↓

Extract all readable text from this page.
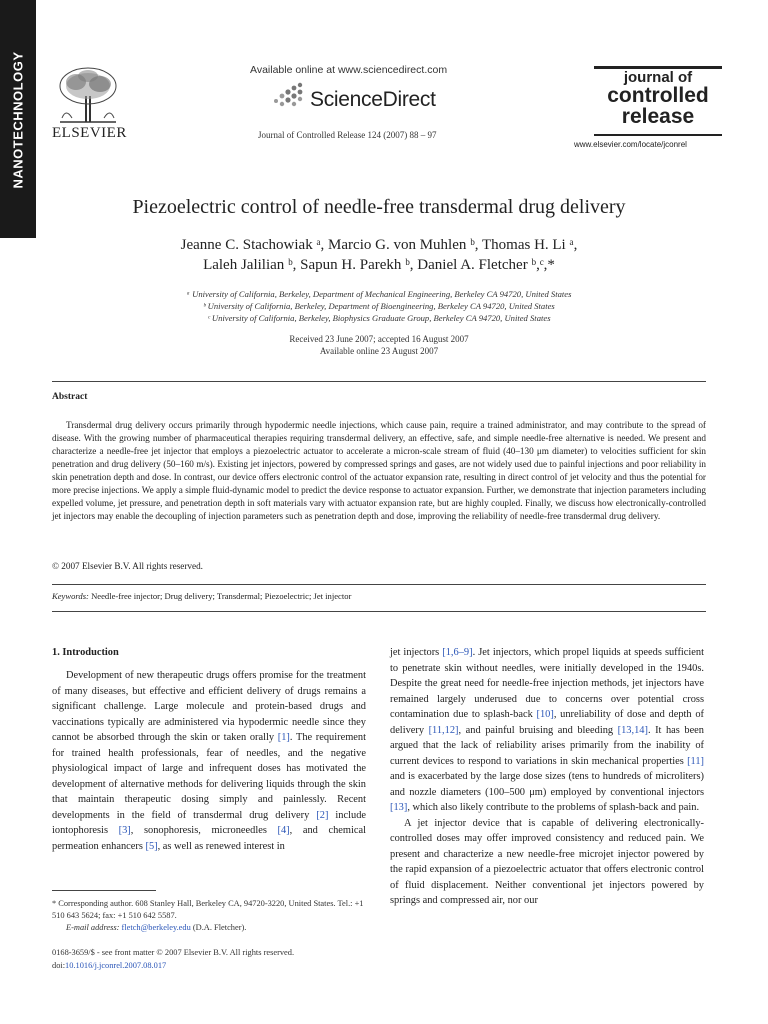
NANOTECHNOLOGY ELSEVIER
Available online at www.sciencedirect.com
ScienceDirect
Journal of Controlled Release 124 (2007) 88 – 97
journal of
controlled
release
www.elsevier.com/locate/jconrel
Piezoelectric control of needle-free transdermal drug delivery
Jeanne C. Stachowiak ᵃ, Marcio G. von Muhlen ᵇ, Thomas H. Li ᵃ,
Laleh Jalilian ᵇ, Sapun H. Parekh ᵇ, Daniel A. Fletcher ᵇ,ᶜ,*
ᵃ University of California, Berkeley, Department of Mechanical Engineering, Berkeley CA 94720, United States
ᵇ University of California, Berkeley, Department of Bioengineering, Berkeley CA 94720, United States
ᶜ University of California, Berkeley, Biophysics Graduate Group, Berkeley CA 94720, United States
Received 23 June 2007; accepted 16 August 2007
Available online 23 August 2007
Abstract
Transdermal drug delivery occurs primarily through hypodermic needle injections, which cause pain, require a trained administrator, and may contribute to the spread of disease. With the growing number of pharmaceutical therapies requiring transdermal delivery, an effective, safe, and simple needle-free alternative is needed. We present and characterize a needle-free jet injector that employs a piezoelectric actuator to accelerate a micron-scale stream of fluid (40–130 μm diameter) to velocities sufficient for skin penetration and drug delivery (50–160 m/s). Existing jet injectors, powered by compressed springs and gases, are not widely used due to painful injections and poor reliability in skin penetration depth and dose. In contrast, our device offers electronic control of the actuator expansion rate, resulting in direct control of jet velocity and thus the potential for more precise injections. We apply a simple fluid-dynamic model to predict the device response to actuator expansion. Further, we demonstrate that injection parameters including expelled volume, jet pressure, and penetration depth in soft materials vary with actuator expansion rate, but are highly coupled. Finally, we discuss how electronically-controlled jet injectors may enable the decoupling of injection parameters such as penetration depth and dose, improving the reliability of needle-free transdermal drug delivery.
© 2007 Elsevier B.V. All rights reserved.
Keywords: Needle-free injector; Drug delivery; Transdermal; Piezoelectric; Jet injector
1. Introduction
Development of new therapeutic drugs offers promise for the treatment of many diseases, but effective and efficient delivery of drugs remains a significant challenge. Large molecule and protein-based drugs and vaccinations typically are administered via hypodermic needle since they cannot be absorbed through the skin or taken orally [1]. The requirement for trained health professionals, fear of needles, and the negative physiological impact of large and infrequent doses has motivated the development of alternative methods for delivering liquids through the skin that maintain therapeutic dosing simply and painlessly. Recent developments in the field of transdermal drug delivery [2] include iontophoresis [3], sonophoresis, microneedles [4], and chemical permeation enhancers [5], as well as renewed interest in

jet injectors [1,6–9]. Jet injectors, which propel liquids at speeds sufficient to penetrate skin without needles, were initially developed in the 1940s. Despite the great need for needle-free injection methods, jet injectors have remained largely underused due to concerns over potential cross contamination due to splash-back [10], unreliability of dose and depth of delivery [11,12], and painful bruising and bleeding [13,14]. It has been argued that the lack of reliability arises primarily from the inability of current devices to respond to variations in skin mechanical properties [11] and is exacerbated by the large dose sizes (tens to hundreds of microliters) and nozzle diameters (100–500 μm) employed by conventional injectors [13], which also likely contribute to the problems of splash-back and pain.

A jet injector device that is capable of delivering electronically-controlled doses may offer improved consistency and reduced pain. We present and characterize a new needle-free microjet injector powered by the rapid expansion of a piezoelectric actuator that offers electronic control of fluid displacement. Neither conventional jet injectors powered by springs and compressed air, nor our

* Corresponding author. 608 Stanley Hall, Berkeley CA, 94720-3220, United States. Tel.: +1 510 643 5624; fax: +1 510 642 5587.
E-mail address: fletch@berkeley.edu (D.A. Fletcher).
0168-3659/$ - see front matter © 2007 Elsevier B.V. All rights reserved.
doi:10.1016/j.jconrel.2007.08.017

↑
↓

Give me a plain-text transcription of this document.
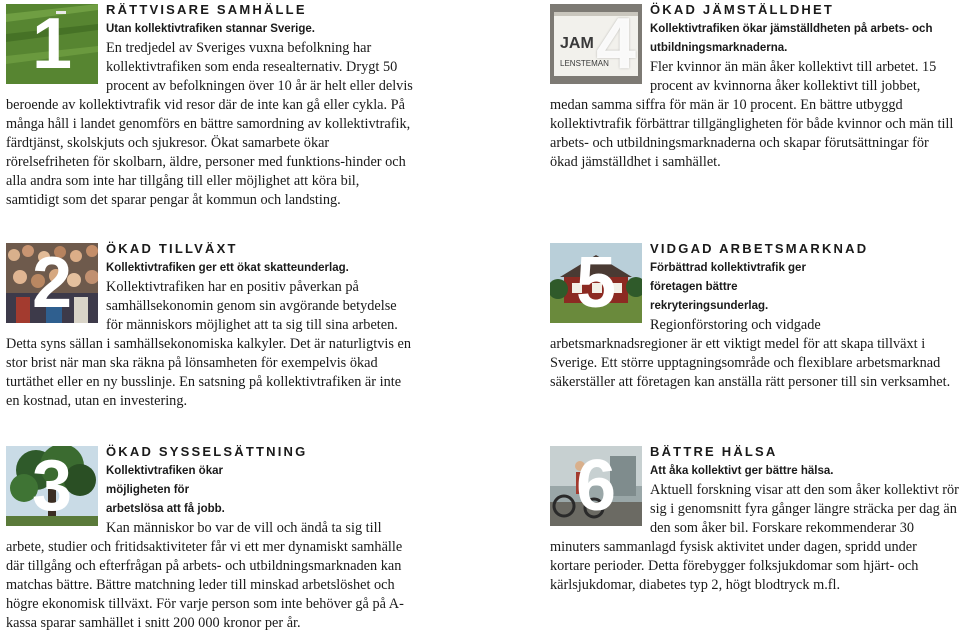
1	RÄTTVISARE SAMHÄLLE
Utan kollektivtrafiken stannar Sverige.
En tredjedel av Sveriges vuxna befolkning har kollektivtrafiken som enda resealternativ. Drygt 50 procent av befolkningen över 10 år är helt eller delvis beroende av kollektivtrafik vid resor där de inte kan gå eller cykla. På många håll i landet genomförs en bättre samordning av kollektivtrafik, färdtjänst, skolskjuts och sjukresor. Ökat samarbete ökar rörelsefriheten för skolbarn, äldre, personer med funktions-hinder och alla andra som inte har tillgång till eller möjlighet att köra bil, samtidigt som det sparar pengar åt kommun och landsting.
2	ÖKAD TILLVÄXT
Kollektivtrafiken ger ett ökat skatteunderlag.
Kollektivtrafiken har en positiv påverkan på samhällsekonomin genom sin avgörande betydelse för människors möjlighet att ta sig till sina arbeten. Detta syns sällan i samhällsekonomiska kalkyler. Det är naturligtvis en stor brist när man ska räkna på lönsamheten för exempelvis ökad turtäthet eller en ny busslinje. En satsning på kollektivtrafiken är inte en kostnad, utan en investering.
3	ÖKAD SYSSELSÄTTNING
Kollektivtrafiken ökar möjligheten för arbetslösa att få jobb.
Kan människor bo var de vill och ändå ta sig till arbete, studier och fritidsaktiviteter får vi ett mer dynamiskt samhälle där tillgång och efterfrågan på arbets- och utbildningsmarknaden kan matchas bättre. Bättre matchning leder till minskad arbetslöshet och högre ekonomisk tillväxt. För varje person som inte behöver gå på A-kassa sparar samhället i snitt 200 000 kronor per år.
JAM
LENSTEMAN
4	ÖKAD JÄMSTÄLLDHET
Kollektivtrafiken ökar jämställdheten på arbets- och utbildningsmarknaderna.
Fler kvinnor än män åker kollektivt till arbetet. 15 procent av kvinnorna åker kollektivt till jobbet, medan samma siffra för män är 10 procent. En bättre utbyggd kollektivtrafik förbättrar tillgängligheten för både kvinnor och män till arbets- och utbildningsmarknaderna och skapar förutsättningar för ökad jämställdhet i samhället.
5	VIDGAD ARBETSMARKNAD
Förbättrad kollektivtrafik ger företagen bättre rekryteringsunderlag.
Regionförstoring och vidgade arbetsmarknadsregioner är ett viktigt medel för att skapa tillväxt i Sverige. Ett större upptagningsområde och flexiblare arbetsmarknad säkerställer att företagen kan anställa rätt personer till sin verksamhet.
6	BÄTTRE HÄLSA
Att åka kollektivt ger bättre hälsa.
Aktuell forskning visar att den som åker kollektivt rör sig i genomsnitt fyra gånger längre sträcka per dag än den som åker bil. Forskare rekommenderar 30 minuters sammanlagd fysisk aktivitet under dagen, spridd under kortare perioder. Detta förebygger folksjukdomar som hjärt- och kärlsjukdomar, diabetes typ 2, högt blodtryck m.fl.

↑

_Work to complete:_ Among the lines of the records, copy out each one that contains the word "from".

_Answer space:_
Extract all readable text from this page.
jet injectors [1,6–9]. Jet injectors, which propel liquids at speeds sufficient to penetrate skin without needles, were initially developed in the 1940s. Despite the great need for needle-free injection methods, jet injectors have remained largely underused due to concerns over potential cross contamination due to splash-back [10], unreliability of dose and depth of delivery [11,12], and painful bruising and bleeding [13,14]. It has been argued that the lack of reliability arises primarily from the inability of current devices to respond to variations in skin mechanical properties [11] and is exacerbated by the large dose sizes (tens to hundreds of microliters) and nozzle diameters (100–500 μm) employed by conventional injectors [13], which also likely contribute to the problems of splash-back and pain.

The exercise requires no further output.